-- PASSAGE --
- - - - -

La Commission, en revanche, considère le recours comme non fondé, en particulier au regard de la jurisprudence de la Cour.

A notre avis, il y a lieu de se rallier à ce point de vue en partant des réflexions suivantes. Aux termes de la jurisprudence constante de la Cour, le principe d'égalité de traitement ou de non-discrimination interdit simplement la différenciation objectivement injustifiée. Un traitement inégal des fonctionnaires est en revanche admissible dans la mesure où il existe des éléments objectifs particuliers qui justifient une différenciation.

En conséquence, il y a lieu de vérifier si le traitement différencié que l'article 4, paragraphe 1, lettre a), de l'annexe VII au statut prévoit pour les fonctionnaires au regard de l'indemnité de dépaysement est objectivement justifié. La réponse à la question de savoir si une différenciation est objectivement justifiée est à son tour étroitement liée à la nature et à la finalité de l'indemnité de dépaysement.

Ainsi que la Cour l'a souligné en dernier lieu dans l'affaire Hochstrass, à la lumière des arrêts rendus dans les affaires 21/74 (Airola/Commission, arrêt du 20 février 1975, Recueil 1975, p. 221) et 37/74 (Van den Broeck/Commission, arrêt du 20 février 1975, Recueil 1975, p. 235), l'indemnité de dépaysement a pour objet «de compenser les charges et désavantages particuliers résultant de la prise de fonctions auprès des Communautés pour les fonctionnaires qui sont de ce fait obligés de changer de
résidence» (voir à cet égard également les arrêts rendus dans l'affaire 20/71 — Sabbatini/Parlement, arrêt du 7 juin 1972, Recueil 1972, p. 345 — et dans l'affaire 32/71 — Bauduin/Commission, arrêt du 7 juin 1972, Recueil 1972, p. 363).

A cette finalité, la Cour oppose explicitement dans l'affaire Hochstrass la fonction de l'indemnité d'expatriation dont l'octroi est prévu par l'article 4, paragraphe 2, de l'annexe VII du statut en vue de «compenser les désavantages que les fonctionnaires subissent en raison de leur statut d'étranger». Comme le souligne à juste titre le requérant, tous les fonctionnaires qui ne possèdent pas la nationalité de l'État sur le territoire duquel ils exercent leur activité subissent ces inconvénients. En
conséquence, la Cour a également dit pour droit dans son arrêt rendu dans l'affaire Hochstrass que le Conseil avait, en tant que législateur communautaire, agi dans le cadre de son pouvoir d'appréciation discrétionnaire en subordonnant l'octroi de l'indemnité d'expatriation au seul critère de la nationalité.

- - - - -

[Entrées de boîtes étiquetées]
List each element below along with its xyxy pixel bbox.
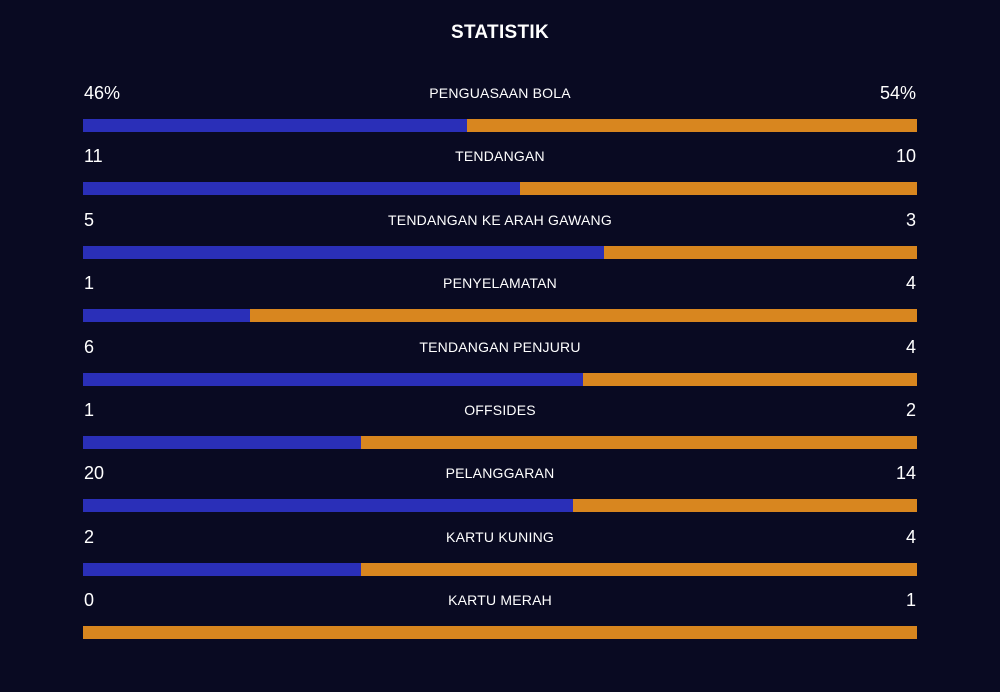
stat-label: TENDANGAN [455, 148, 545, 165]
stat-home-value: 46% [84, 83, 121, 103]
stat-away-value: 1 [905, 590, 916, 611]
stat-label: PELANGGARAN [445, 465, 555, 482]
stat-away-value: 3 [905, 209, 916, 230]
stat-row: 2 KARTU KUNING 4 [83, 522, 917, 585]
stat-home-value: 5 [84, 209, 95, 230]
stat-bar-home-segment [83, 119, 467, 132]
stat-bar-away-segment [466, 119, 917, 132]
stat-home-value: 1 [84, 399, 95, 420]
stat-comparison-bar [83, 435, 917, 449]
stat-header: 2 KARTU KUNING 4 [83, 522, 917, 554]
stat-bar-home-segment [83, 245, 605, 259]
stat-header: 6 TENDANGAN PENJURU 4 [83, 332, 917, 364]
stat-header: 1 PENYELAMATAN 4 [83, 268, 917, 300]
stat-bar-away-segment [360, 435, 917, 449]
stat-comparison-bar [83, 626, 917, 640]
stat-row: 1 OFFSIDES 2 [83, 395, 917, 458]
stat-header: 20 PELANGGARAN 14 [83, 458, 917, 490]
stat-bar-away-segment [573, 499, 917, 513]
stat-row: 0 KARTU MERAH 1 [83, 585, 917, 648]
stat-bar-away-segment [249, 309, 917, 323]
stat-bar-home-segment [83, 435, 361, 449]
stat-bar-away-segment [83, 626, 917, 640]
stat-label: KARTU MERAH [448, 592, 552, 609]
stat-label: TENDANGAN KE ARAH GAWANG [388, 211, 612, 228]
stat-row: 20 PELANGGARAN 14 [83, 458, 917, 521]
stat-bar-home-segment [83, 182, 521, 196]
stat-comparison-bar [83, 562, 917, 576]
stat-bar-home-segment [83, 499, 574, 513]
stat-bar-home-segment [83, 562, 361, 576]
stat-bar-away-segment [604, 245, 917, 259]
stat-bar-away-segment [360, 562, 917, 576]
stat-header: 46% PENGUASAAN BOLA 54% [83, 78, 917, 110]
page-title: STATISTIK [450, 22, 550, 43]
stats-list: 46% PENGUASAAN BOLA 54% 11 TENDANGAN 10 [83, 78, 917, 649]
stat-comparison-bar [83, 245, 917, 259]
stat-bar-away-segment [520, 182, 917, 196]
stat-comparison-bar [83, 119, 917, 132]
stat-label: KARTU KUNING [446, 528, 554, 545]
stat-home-value: 20 [84, 463, 105, 484]
stat-away-value: 2 [905, 399, 916, 420]
stat-home-value: 1 [84, 273, 95, 294]
stat-bar-home-segment [83, 372, 584, 386]
stat-comparison-bar [83, 499, 917, 513]
stat-away-value: 10 [895, 146, 916, 167]
stat-row: 1 PENYELAMATAN 4 [83, 268, 917, 331]
stat-home-value: 11 [84, 146, 103, 167]
stat-row: 5 TENDANGAN KE ARAH GAWANG 3 [83, 205, 917, 268]
stat-header: 0 KARTU MERAH 1 [83, 585, 917, 617]
stat-home-value: 2 [84, 526, 95, 547]
stat-away-value: 54% [879, 83, 916, 103]
stat-bar-away-segment [583, 372, 917, 386]
stat-row: 46% PENGUASAAN BOLA 54% [83, 78, 917, 141]
stat-row: 11 TENDANGAN 10 [83, 141, 917, 204]
stat-away-value: 4 [905, 273, 916, 294]
stat-header: 5 TENDANGAN KE ARAH GAWANG 3 [83, 205, 917, 237]
stat-label: TENDANGAN PENJURU [419, 338, 581, 355]
stat-header: 1 OFFSIDES 2 [83, 395, 917, 427]
stat-header: 11 TENDANGAN 10 [83, 141, 917, 173]
stat-bar-home-segment [83, 309, 250, 323]
stat-row: 6 TENDANGAN PENJURU 4 [83, 332, 917, 395]
stat-away-value: 14 [895, 463, 916, 484]
stat-home-value: 0 [84, 590, 95, 611]
stat-label: PENGUASAAN BOLA [429, 85, 571, 101]
stat-away-value: 4 [905, 336, 916, 357]
stat-label: OFFSIDES [464, 401, 536, 418]
stat-label: PENYELAMATAN [443, 275, 557, 292]
stat-away-value: 4 [905, 526, 916, 547]
stat-comparison-bar [83, 372, 917, 386]
stat-comparison-bar [83, 182, 917, 196]
stat-home-value: 6 [84, 336, 95, 357]
stat-comparison-bar [83, 309, 917, 323]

- - - - -

Expliquez en une à trois phrases pourquoi, selon le passage, le Conseil a agi dans le cadre de son pouvoir d'appréciation discrétionnaire en subordonnant l'octroi de l'indemnité d'expatriation au seul critère de la nationalité. Les entrées ne sont pas nécessaires pour ce travail.

-- RÉSULTAT --
L'indemnité d'expatriation a pour fonction de compenser les désavantages que les fonctionnaires subissent en raison de leur statut d'étranger. Or tous les fonctionnaires qui ne possèdent pas la nationalité de l'État sur le territoire duquel ils exercent leur activité subissent ces inconvénients. C'est pourquoi la Cour a dit pour droit que le Conseil avait agi dans le cadre de ce pouvoir.